- What to work on
Do any lines in the data below contain "resin"? If so, copy every one of them.

- Collected data
-- START --

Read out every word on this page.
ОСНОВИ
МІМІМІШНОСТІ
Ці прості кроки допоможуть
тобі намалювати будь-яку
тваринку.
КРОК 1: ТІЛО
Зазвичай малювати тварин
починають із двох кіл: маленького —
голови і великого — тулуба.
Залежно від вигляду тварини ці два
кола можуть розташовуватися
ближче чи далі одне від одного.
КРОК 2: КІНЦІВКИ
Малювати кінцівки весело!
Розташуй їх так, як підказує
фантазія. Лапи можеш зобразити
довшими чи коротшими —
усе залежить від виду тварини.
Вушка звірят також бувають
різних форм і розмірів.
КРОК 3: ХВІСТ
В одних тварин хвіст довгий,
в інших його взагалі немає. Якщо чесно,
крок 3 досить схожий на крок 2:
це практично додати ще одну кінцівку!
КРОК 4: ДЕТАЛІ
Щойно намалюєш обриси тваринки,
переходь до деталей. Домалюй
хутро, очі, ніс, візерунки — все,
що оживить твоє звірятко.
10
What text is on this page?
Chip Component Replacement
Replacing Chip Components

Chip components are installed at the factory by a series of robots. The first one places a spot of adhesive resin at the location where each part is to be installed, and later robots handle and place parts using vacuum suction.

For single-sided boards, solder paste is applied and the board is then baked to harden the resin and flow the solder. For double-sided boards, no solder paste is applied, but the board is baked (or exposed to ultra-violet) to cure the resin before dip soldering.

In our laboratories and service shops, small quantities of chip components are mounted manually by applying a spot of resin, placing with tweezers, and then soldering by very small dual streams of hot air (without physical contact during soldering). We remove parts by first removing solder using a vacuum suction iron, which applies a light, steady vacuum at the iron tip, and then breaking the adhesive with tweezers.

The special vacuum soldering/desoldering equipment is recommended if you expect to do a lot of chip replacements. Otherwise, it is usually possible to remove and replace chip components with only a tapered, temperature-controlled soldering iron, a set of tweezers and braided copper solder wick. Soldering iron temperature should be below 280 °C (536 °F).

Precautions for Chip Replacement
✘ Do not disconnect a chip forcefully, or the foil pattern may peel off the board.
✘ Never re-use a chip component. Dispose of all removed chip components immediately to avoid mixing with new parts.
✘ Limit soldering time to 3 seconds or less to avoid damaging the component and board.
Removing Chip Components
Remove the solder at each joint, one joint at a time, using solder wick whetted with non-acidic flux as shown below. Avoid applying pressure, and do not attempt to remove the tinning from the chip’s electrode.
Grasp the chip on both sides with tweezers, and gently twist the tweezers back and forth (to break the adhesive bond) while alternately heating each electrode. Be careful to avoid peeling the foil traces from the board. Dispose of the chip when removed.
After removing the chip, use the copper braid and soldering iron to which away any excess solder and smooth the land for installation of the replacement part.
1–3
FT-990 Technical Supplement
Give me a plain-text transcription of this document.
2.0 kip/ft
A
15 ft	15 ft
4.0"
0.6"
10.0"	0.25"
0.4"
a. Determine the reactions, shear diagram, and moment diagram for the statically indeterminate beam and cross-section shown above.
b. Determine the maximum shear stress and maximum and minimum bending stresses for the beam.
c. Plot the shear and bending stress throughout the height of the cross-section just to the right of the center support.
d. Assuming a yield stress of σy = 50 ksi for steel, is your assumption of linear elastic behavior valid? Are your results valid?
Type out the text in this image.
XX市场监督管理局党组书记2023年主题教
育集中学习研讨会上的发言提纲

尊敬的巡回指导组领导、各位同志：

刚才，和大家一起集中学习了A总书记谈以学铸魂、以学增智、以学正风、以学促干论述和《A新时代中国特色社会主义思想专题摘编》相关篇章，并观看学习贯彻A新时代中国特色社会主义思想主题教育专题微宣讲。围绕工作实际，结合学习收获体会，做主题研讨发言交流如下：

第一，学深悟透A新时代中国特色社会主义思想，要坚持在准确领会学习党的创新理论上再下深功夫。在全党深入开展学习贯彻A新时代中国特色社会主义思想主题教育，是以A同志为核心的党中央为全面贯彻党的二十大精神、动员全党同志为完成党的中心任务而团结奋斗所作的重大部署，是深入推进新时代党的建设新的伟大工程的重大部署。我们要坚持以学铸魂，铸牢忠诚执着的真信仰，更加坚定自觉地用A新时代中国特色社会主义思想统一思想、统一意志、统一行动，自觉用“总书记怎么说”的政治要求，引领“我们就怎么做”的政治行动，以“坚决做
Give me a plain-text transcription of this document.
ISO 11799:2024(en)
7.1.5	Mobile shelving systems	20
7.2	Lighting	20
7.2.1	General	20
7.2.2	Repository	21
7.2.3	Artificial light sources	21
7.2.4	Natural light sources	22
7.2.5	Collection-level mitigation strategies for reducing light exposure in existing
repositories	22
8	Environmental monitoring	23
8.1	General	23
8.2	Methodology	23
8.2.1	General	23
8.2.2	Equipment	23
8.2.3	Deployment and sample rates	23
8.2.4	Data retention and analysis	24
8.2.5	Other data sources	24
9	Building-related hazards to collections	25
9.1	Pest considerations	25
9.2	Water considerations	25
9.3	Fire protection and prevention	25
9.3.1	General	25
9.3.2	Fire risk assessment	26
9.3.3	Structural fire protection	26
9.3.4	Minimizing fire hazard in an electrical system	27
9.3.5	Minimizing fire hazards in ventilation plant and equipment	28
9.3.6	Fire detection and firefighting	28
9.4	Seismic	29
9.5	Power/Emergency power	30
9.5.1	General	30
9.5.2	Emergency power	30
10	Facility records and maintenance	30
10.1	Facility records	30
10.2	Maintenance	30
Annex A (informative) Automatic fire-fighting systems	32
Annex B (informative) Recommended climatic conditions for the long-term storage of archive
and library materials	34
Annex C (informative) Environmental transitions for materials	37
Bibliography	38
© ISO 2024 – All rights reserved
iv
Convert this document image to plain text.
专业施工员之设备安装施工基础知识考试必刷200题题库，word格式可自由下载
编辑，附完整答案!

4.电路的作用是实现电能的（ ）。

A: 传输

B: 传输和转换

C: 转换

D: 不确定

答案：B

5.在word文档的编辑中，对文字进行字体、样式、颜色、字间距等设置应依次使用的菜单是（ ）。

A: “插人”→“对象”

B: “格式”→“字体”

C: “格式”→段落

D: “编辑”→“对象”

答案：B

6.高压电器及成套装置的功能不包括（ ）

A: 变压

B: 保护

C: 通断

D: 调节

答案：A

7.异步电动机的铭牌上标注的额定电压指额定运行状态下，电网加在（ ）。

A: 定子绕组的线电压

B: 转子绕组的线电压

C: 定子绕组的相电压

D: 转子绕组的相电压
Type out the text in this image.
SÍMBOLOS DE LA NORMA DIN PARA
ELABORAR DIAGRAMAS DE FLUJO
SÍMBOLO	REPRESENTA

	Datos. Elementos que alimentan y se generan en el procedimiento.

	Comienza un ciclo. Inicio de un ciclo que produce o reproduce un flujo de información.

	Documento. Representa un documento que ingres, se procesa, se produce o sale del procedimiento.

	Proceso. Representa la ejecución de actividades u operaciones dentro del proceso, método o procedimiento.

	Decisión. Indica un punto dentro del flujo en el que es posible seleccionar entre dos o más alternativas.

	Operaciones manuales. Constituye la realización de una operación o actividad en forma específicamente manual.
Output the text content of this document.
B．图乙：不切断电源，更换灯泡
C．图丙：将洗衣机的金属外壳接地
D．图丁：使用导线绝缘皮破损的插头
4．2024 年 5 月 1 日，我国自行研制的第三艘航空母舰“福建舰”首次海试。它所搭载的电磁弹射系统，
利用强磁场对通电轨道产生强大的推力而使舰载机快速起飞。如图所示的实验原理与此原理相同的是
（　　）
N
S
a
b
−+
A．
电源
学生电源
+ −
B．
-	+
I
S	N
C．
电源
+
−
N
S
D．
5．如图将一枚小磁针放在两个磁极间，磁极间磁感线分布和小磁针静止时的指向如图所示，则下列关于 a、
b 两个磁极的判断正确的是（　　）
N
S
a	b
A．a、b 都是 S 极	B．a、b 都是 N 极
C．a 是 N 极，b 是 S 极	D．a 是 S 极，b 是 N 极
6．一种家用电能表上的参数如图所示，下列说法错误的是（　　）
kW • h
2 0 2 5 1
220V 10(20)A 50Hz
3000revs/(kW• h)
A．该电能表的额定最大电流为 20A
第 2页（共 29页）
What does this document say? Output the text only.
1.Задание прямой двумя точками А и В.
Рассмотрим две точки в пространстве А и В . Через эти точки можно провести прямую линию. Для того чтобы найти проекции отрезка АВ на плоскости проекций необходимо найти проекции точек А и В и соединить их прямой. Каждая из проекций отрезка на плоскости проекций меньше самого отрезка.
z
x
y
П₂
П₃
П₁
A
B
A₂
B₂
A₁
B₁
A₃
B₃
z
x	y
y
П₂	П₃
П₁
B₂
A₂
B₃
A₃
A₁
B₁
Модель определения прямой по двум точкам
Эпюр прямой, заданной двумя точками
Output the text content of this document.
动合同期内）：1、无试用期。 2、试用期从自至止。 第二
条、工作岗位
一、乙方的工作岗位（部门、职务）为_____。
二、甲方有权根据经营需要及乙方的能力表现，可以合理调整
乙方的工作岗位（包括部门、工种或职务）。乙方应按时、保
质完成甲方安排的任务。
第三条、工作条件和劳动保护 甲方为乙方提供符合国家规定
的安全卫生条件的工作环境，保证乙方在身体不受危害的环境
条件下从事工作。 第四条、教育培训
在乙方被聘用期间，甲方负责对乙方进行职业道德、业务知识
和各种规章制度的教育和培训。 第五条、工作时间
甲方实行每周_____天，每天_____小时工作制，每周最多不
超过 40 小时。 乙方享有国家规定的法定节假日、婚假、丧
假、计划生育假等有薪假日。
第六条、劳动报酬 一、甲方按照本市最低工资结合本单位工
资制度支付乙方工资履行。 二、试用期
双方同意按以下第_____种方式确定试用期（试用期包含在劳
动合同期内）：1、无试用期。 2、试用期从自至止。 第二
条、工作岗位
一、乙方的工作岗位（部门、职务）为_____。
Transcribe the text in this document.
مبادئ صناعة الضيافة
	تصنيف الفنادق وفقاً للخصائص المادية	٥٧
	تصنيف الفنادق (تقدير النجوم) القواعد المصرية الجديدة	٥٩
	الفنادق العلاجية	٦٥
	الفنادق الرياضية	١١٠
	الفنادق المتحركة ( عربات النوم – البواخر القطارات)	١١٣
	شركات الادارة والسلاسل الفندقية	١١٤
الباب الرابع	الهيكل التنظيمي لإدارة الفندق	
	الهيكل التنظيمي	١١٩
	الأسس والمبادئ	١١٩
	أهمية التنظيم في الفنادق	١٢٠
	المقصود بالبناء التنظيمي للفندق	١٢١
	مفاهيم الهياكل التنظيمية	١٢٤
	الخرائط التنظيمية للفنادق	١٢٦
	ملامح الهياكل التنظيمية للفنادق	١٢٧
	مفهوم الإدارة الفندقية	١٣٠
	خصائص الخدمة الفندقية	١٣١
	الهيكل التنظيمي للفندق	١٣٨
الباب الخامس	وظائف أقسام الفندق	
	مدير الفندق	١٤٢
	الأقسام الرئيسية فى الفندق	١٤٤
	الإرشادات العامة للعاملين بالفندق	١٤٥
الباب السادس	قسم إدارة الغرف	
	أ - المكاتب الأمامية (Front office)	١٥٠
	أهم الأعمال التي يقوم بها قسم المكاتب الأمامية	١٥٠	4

-- END --

- Reply
Chip components are installed at the factory by a series of robots. The first one places a spot of adhesive resin at the location where each part is to be installed, and later robots handle and place parts using vacuum suction.
For single-sided boards, solder paste is applied and the board is then baked to harden the resin and flow the solder. For double-sided boards, no solder paste is applied, but the board is baked (or exposed to ultra-violet) to cure the resin before dip soldering.
In our laboratories and service shops, small quantities of chip components are mounted manually by applying a spot of resin, placing with tweezers, and then soldering by very small dual streams of hot air (without physical contact during soldering). We remove parts by first removing solder using a vacuum suction iron, which applies a light, steady vacuum at the iron tip, and then breaking the adhesive with tweezers.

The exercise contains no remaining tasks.